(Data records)
----
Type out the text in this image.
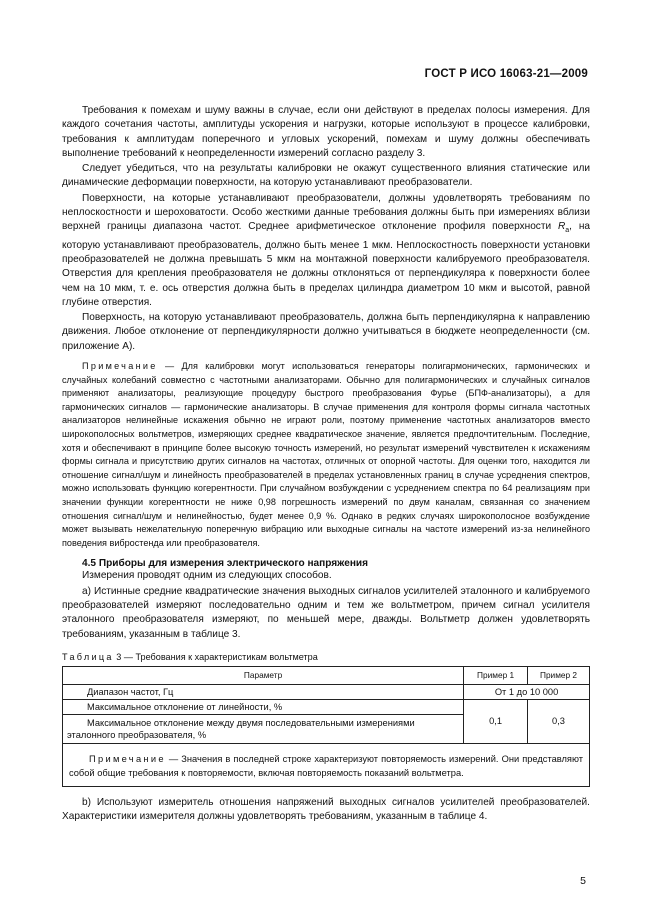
ГОСТ Р ИСО 16063-21—2009

Требования к помехам и шуму важны в случае, если они действуют в пределах полосы измерения. Для каждого сочетания частоты, амплитуды ускорения и нагрузки, которые используют в процессе калибровки, требования к амплитудам поперечного и угловых ускорений, помехам и шуму должны обеспечивать выполнение требований к неопределенности измерений согласно разделу 3.

Следует убедиться, что на результаты калибровки не окажут существенного влияния статические или динамические деформации поверхности, на которую устанавливают преобразователи.

Поверхности, на которые устанавливают преобразователи, должны удовлетворять требованиям по неплоскостности и шероховатости. Особо жесткими данные требования должны быть при измерениях вблизи верхней границы диапазона частот. Среднее арифметическое отклонение профиля поверхности $R_a$, на которую устанавливают преобразователь, должно быть менее 1 мкм. Неплоскостность поверхности установки преобразователей не должна превышать 5 мкм на монтажной поверхности калибруемого преобразователя. Отверстия для крепления преобразователя не должны отклоняться от перпендикуляра к поверхности более чем на 10 мкм, т. е. ось отверстия должна быть в пределах цилиндра диаметром 10 мкм и высотой, равной глубине отверстия.

Поверхность, на которую устанавливают преобразователь, должна быть перпендикулярна к направлению движения. Любое отклонение от перпендикулярности должно учитываться в бюджете неопределенности (см. приложение А).

Примечание — Для калибровки могут использоваться генераторы полигармонических, гармонических и случайных колебаний совместно с частотными анализаторами. Обычно для полигармонических и случайных сигналов применяют анализаторы, реализующие процедуру быстрого преобразования Фурье (БПФ-анализаторы), а для гармонических сигналов — гармонические анализаторы. В случае применения для контроля формы сигнала частотных анализаторов нелинейные искажения обычно не играют роли, поэтому применение частотных анализаторов вместо широкополосных вольтметров, измеряющих среднее квадратическое значение, является предпочтительным. Последние, хотя и обеспечивают в принципе более высокую точность измерений, но результат измерений чувствителен к искажениям формы сигнала и присутствию других сигналов на частотах, отличных от опорной частоты. Для оценки того, находится ли отношение сигнал/шум и линейность преобразователей в пределах установленных границ в случае усреднения спектров, можно использовать функцию когерентности. При случайном возбуждении с усреднением спектра по 64 реализациям при значении функции когерентности не ниже 0,98 погрешность измерений по двум каналам, связанная со значением отношения сигнал/шум и нелинейностью, будет менее 0,9 %. Однако в редких случаях широкополосное возбуждение может вызывать нежелательную поперечную вибрацию или выходные сигналы на частоте измерений из-за нелинейного поведения вибростенда или преобразователя.

4.5 Приборы для измерения электрического напряжения

Измерения проводят одним из следующих способов.

а) Истинные средние квадратические значения выходных сигналов усилителей эталонного и калибруемого преобразователей измеряют последовательно одним и тем же вольтметром, причем сигнал усилителя эталонного преобразователя измеряют, по меньшей мере, дважды. Вольтметр должен удовлетворять требованиям, указанным в таблице 3.

Таблица 3 — Требования к характеристикам вольтметра
Параметр	Пример 1	Пример 2
Диапазон частот, Гц	От 1 до 10 000	
Максимальное отклонение от линейности, %	0,1	0,3
Максимальное отклонение между двумя последовательными измерениями эталонного преобразователя, %		
Примечание — Значения в последней строке характеризуют повторяемость измерений. Они представляют собой общие требования к повторяемости, включая повторяемость показаний вольтметра.		

b) Используют измеритель отношения напряжений выходных сигналов усилителей преобразователей. Характеристики измерителя должны удовлетворять требованиям, указанным в таблице 4.

5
----
## The request:
Pick every line with "Примечание" in it and copy it.

## Output:
Примечание — Для калибровки могут использоваться генераторы полигармонических, гармонических и случайных колебаний совместно с частотными анализаторами. Обычно для полигармонических и случайных сигналов применяют анализаторы, реализующие процедуру быстрого преобразования Фурье (БПФ-анализаторы), а для гармонических сигналов — гармонические анализаторы. В случае применения для контроля формы сигнала частотных анализаторов нелинейные искажения обычно не играют роли, поэтому применение частотных анализаторов вместо широкополосных вольтметров, измеряющих среднее квадратическое значение, является предпочтительным. Последние, хотя и обеспечивают в принципе более высокую точность измерений, но результат измерений чувствителен к искажениям формы сигнала и присутствию других сигналов на частотах, отличных от опорной частоты. Для оценки того, находится ли отношение сигнал/шум и линейность преобразователей в пределах установленных границ в случае усреднения спектров, можно использовать функцию когерентности. При случайном возбуждении с усреднением спектра по 64 реализациям при значении функции когерентности не ниже 0,98 погрешность измерений по двум каналам, связанная со значением отношения сигнал/шум и нелинейностью, будет менее 0,9 %. Однако в редких случаях широкополосное возбуждение может вызывать нежелательную поперечную вибрацию или выходные сигналы на частоте измерений из-за нелинейного поведения вибростенда или преобразователя.
Примечание — Значения в последней строке характеризуют повторяемость измерений. Они представляют собой общие требования к повторяемости, включая повторяемость показаний вольтметра.		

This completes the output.